* begin SELECTED EXCERPT *

So why is your church spending money on fog machines and TikTok trends to reach them?

This episode is a conversation with Shiloh — one of the most visible Gen Zers on the ReachRight team — about why the way most churches chase young people is backwards. Not malicious. Not even wrong-hearted. Just ineffective. And in a lot of cases, the harder a church tries to look young, the faster the young people walk the other way.

Read That First Stat Carefully

Before anyone runs a victory lap, the 1.9-weekends number needs an honest asterisk. It does not mean most of the people in your building are Gen Z. It doesn’t even mean Gen Z is the most likely generation to attend church at all — they’re actually the least likely to walk in the door in the first place.

What the stat measures is frequency among the ones who do come. Gen Z attenders are the most committed attenders. The people in that generation who’ve decided church is for them are all in. That’s a genuinely good sign — but it’s a different sentence than “Gen Z is going to church the most,” which is how the stat usually gets repeated.

A few others worth sitting with:

  • 45% of Gen Z men attended church in the past week. Among Gen Z, men are showing up more than women — a reversal from a decade ago, when youth groups skewed female. Shiloh helps serve in youth ministry and sees nights with more guys than girls now.
  • 13% of Gen Z identify as atheist, versus 25% of Gen X. Young people are less atheist than their parents. That doesn’t mean they’re more Christian — they’re more likely to land on “agnostic” or simply not think about it. The new-atheism, Richard-Dawkins moment peaked about 20 years ago, when most of Gen Z were babies.
  • Two in five senior pastors report higher Gen Z engagement than a few years ago.

All of that is encouraging. And all of it is why churches are leaning hard into reaching young people. That instinct is good. Wanting to evangelize a group you’re not currently reaching — whether it’s young adults, men, or a different income bracket — is part of the job. The problem isn’t the goal. It’s the method.

The Fakeness Detector

Here’s the thing about Gen Z that older leaders consistently underestimate: this generation has a finely tuned radar for fake. They grew up online, where so much of what you see is staged, sponsored, or both. The result is a reflex — any whiff of inauthenticity and they’re gone.

* end SELECTED EXCERPT *

> **WHAT IS ASKED**:
A. List every percentage figure that appears in the Gen Z church text.
B. Please write out the Gen Z church text from "Read That First" up to and including "the first place.".
The records aren't needed for any of this.

* begin SUPPLIED INFORMATION *

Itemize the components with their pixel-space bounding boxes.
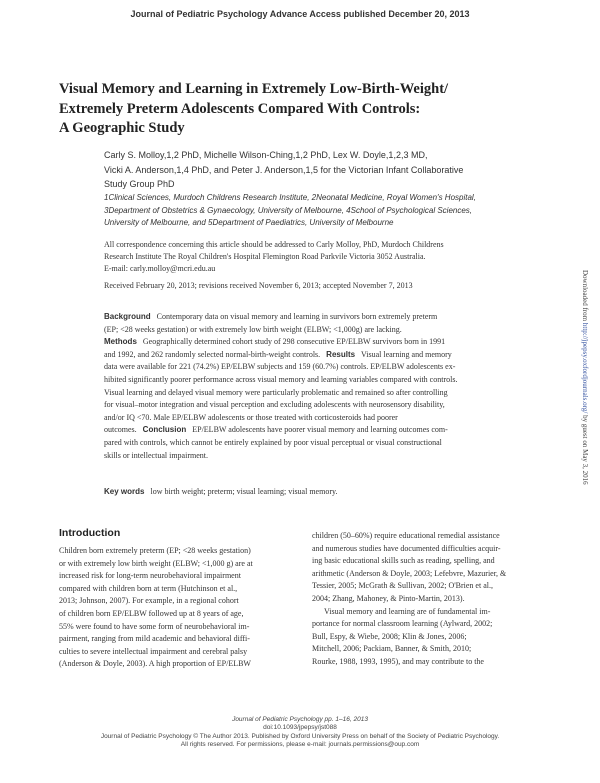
sidebar-suffix: by guest on May 3, 2016 [581,413,589,485]
abstract-text: Contemporary data on visual memory and learning in survivors born extremely preterm [156,312,438,321]
intro-right-column [312,530,552,669]
correspondence [104,239,544,275]
footer-doi: doi:10.1093/jpepsy/jst088 [263,724,337,732]
body-line: Children born extremely preterm (EP; <28 weeks gestation) [59,546,251,555]
abstract-text: data were available for 221 (74.2%) EP/ELBW subjects and 159 (60.7%) controls. EP/ELBW adolescents ex- [104,362,456,372]
footer-journal: Journal of Pediatric Psychology pp. 1–16, 2013 [232,716,368,723]
received-dates: Received February 20, 2013; revisions received November 6, 2013; accepted November 7, 2013 [104,281,413,290]
abstract-text: EP/ELBW adolescents have poorer visual memory and learning outcomes com- [192,425,448,435]
abstract-conclusion-label: Conclusion [142,425,187,435]
abstract-text: and 1992, and 262 randomly selected normal-birth-weight controls. [104,349,321,359]
abstract-text: pared with controls, which cannot be entirely explained by poor visual perceptual or visual constructional [104,437,442,447]
body-line: culties to severe intellectual impairment and cerebral palsy [59,646,248,656]
body-line: compared with children born at term (Hutchinson et al., [59,583,238,593]
author-list [104,148,544,192]
body-line: 2013; Johnson, 2007). For example, in a regional cohort [59,596,239,606]
body-line: Tessier, 2005; McGrath & Sullivan, 2002; O'Brien et al., [312,581,493,591]
correspondence-line: All correspondence concerning this article should be addressed to Carly Molloy, PhD, Murdoch Childrens [104,240,444,249]
abstract-text: (EP; <28 weeks gestation) or with extremely low birth weight (ELBW; <1,000g) are lacking. [104,324,402,334]
title-line: A Geographic Study [59,120,185,136]
abstract-text: hibited significantly poorer performance across visual memory and learning variables compared with controls. [104,374,458,384]
body-line: of children born EP/ELBW followed up at 8 years of age, [59,608,244,618]
footer-permissions: All rights reserved. For permissions, please e-mail: journals.permissions@oup.com [180,741,420,749]
correspondence-email[interactable]: E-mail: carly.molloy@mcri.edu.au [104,264,216,273]
page-footer [0,716,600,750]
body-line: 2004; Zhang, Mahoney, & Pinto-Martin, 2013). [312,593,465,603]
abstract-background-label: Background [104,312,151,321]
keywords-text: low birth weight; preterm; visual learning; visual memory. [150,487,338,496]
body-line: Visual memory and learning are of fundamental im- [324,606,491,616]
body-line: Bull, Espy, & Wiebe, 2008; Klin & Jones, 2006; [312,631,467,641]
sidebar-prefix: Downloaded from [581,270,589,323]
download-sidebar [581,270,589,485]
abstract-text: and/or IQ <70. Male EP/ELBW adolescents or those treated with corticosteroids had poorer [104,412,398,422]
body-line: Mitchell, 2006; Packiam, Banner, & Smith, 2010; [312,644,472,654]
author-line: Carly S. Molloy,1,2 PhD, Michelle Wilson-Ching,1,2 PhD, Lex W. Doyle,1,2,3 MD, [104,150,428,160]
body-line: or with extremely low birth weight (ELBW; <1,000 g) are at [59,558,253,568]
keywords [104,487,337,496]
title-line: Extremely Preterm Adolescents Compared With Controls: [59,100,421,117]
abstract-text: Visual learning and delayed visual memory were particularly problematic and remained so after controlling [104,387,448,397]
intro-left-column [59,545,299,671]
title-line: Visual Memory and Learning in Extremely Low-Birth-Weight/ [59,81,449,97]
body-line: and numerous studies have documented difficulties acquir- [312,543,501,553]
abstract-text: for visual–motor integration and visual perception and excluding adolescents with neurosensory disability, [104,400,445,410]
body-line: 55% were found to have some form of neurobehavioral im- [59,621,250,631]
correspondence-line: Research Institute The Royal Children's Hospital Flemington Road Parkvile Victoria 3052 Australia. [104,252,426,261]
body-line: ing basic educational skills such as reading, spelling, and [312,556,495,566]
journal-header: Journal of Pediatric Psychology Advance Access published December 20, 2013 [130,9,470,19]
author-line: Study Group PhD [104,179,175,189]
body-line: arithmetic (Anderson & Doyle, 2003; Lefebvre, Mazurier, & [312,568,507,578]
affiliations [104,192,544,230]
abstract-methods-label: Methods [104,337,137,347]
body-line: portance for normal classroom learning (Aylward, 2002; [312,619,493,629]
abstract-text: outcomes. [104,425,137,435]
abstract-text: Visual learning and memory [360,349,452,359]
abstract-results-label: Results [326,349,356,359]
body-line: Rourke, 1988, 1993, 1995), and may contribute to the [312,656,484,666]
abstract [104,311,546,462]
keywords-label: Key words [104,487,145,496]
author-line: Vicki A. Anderson,1,4 PhD, and Peter J. Anderson,1,5 for the Victorian Infant Collaborative [104,164,464,175]
body-line: pairment, ranging from mild academic and behavioral diffi- [59,634,250,644]
sidebar-url-link[interactable]: http://jpepsy.oxfordjournals.org/ [581,322,589,414]
affiliation-line: University of Melbourne, and 5Department of Paediatrics, University of Melbourne [104,218,394,227]
article-title [59,80,529,139]
affiliation-line: 1Clinical Sciences, Murdoch Childrens Research Institute, 2Neonatal Medicine, Royal Women's Hospital, [104,193,476,202]
introduction-heading: Introduction [59,527,121,539]
affiliation-line: 3Department of Obstetrics & Gynaecology, University of Melbourne, 4School of Psychological Sciences, [104,205,473,215]
abstract-text: skills or intellectual impairment. [104,450,208,460]
abstract-text: Geographically determined cohort study of 298 consecutive EP/ELBW survivors born in 1991 [142,337,446,347]
body-line: children (50–60%) require educational remedial assistance [312,531,500,540]
body-line: (Anderson & Doyle, 2003). A high proportion of EP/ELBW [59,659,251,669]
footer-copyright: Journal of Pediatric Psychology © The Author 2013. Published by Oxford University Press on behalf of the Society of Pediatric Psychology. [100,732,500,740]
body-line: increased risk for long-term neurobehavioral impairment [59,571,241,581]
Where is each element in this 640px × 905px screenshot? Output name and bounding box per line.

* end SUPPLIED INFORMATION *

> **EXPECTED OUTPUTS**:
A. 45%, 13%, 25%

B.
Read That First Stat Carefully

Before anyone runs a victory lap, the 1.9-weekends number needs an honest asterisk. It does not mean most of the people in your building are Gen Z. It doesn’t even mean Gen Z is the most likely generation to attend church at all — they’re actually the least likely to walk in the door in the first place.